═══ TASK DATA
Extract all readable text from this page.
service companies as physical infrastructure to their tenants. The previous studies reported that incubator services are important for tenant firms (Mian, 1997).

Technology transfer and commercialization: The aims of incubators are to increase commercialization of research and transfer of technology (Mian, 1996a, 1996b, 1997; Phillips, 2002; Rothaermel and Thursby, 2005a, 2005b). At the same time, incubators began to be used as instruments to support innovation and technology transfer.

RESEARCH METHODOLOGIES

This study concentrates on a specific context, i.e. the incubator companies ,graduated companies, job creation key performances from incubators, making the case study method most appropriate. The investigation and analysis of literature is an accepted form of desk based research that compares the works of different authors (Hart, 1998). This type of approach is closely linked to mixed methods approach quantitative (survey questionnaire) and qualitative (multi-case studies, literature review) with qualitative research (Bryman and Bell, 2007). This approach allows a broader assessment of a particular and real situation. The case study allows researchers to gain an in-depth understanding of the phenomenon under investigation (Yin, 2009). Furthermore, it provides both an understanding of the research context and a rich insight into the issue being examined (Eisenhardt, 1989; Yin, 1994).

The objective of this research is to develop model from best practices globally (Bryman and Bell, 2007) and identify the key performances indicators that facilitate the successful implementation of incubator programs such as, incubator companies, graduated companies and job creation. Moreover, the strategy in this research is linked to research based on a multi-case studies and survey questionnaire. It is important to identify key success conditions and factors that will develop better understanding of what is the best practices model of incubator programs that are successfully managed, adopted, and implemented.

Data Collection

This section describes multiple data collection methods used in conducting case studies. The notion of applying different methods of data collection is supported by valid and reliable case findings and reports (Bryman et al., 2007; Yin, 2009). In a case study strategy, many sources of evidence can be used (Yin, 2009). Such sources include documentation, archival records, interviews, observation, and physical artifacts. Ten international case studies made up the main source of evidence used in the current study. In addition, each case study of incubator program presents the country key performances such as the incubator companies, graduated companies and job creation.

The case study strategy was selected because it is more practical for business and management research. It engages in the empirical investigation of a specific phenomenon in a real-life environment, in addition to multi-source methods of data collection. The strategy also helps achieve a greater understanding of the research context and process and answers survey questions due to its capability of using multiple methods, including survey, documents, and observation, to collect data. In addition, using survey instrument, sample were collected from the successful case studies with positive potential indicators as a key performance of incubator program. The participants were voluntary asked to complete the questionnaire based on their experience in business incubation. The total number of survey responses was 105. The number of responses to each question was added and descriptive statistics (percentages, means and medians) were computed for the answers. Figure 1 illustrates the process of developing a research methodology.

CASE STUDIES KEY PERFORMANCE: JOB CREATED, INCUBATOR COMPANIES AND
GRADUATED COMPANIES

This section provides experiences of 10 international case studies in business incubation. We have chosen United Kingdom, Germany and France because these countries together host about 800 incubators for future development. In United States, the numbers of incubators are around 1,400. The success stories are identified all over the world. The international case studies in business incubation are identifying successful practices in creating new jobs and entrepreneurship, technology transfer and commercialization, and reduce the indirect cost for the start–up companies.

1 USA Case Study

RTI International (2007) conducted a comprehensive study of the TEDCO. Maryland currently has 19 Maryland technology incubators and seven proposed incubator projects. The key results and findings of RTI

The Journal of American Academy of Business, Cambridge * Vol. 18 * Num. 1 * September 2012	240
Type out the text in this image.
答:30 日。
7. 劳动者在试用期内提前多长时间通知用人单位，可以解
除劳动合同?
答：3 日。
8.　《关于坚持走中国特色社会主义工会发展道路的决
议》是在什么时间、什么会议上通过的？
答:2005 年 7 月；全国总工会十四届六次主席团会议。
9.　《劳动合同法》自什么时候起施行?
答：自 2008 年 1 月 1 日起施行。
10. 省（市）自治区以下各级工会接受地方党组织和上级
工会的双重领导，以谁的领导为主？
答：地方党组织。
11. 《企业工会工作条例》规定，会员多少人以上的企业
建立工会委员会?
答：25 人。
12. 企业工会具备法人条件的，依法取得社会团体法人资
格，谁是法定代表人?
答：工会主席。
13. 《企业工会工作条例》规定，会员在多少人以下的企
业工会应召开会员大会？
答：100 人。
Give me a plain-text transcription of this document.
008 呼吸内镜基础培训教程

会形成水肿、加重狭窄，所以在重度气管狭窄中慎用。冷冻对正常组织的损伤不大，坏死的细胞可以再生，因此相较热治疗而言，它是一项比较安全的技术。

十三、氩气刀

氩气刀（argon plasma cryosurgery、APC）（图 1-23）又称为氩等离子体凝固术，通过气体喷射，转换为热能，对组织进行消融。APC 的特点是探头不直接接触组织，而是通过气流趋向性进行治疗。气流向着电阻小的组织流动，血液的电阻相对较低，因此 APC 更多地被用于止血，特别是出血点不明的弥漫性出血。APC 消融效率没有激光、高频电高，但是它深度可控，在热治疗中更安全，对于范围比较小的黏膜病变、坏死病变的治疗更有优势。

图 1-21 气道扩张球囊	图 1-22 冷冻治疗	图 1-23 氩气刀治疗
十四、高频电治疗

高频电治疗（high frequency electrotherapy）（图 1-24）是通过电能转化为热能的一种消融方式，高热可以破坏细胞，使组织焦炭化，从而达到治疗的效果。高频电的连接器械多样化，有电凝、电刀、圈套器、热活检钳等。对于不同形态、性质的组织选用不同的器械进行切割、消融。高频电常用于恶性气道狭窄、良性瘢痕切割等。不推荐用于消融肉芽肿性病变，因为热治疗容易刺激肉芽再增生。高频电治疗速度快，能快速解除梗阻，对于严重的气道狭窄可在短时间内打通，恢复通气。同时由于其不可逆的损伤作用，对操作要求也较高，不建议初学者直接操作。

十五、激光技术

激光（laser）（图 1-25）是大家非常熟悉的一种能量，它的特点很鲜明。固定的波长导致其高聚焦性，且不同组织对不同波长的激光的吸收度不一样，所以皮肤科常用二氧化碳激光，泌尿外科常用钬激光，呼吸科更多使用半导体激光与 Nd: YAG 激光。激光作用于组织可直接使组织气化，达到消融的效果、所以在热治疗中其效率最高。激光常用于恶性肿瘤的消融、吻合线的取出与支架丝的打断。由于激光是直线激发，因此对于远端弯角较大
══════
WHAT IS ASKED
Locate the word "because" in the data above. Copy every line carrying it.

TASK ANSWER
The case study strategy was selected because it is more practical for business and management research. It engages in the empirical investigation of a specific phenomenon in a real-life environment, in addition to multi-source methods of data collection. The strategy also helps achieve a greater understanding of the research context and process and answers survey questions due to its capability of using multiple methods, including survey, documents, and observation, to collect data. In addition, using survey instrument, sample were collected from the successful case studies with positive potential indicators as a key performance of incubator program. The participants were voluntary asked to complete the questionnaire based on their experience in business incubation. The total number of survey responses was 105. The number of responses to each question was added and descriptive statistics (percentages, means and medians) were computed for the answers. Figure 1 illustrates the process of developing a research methodology.
This section provides experiences of 10 international case studies in business incubation. We have chosen United Kingdom, Germany and France because these countries together host about 800 incubators for future development. In United States, the numbers of incubators are around 1,400. The success stories are identified all over the world. The international case studies in business incubation are identifying successful practices in creating new jobs and entrepreneurship, technology transfer and commercialization, and reduce the indirect cost for the start–up companies.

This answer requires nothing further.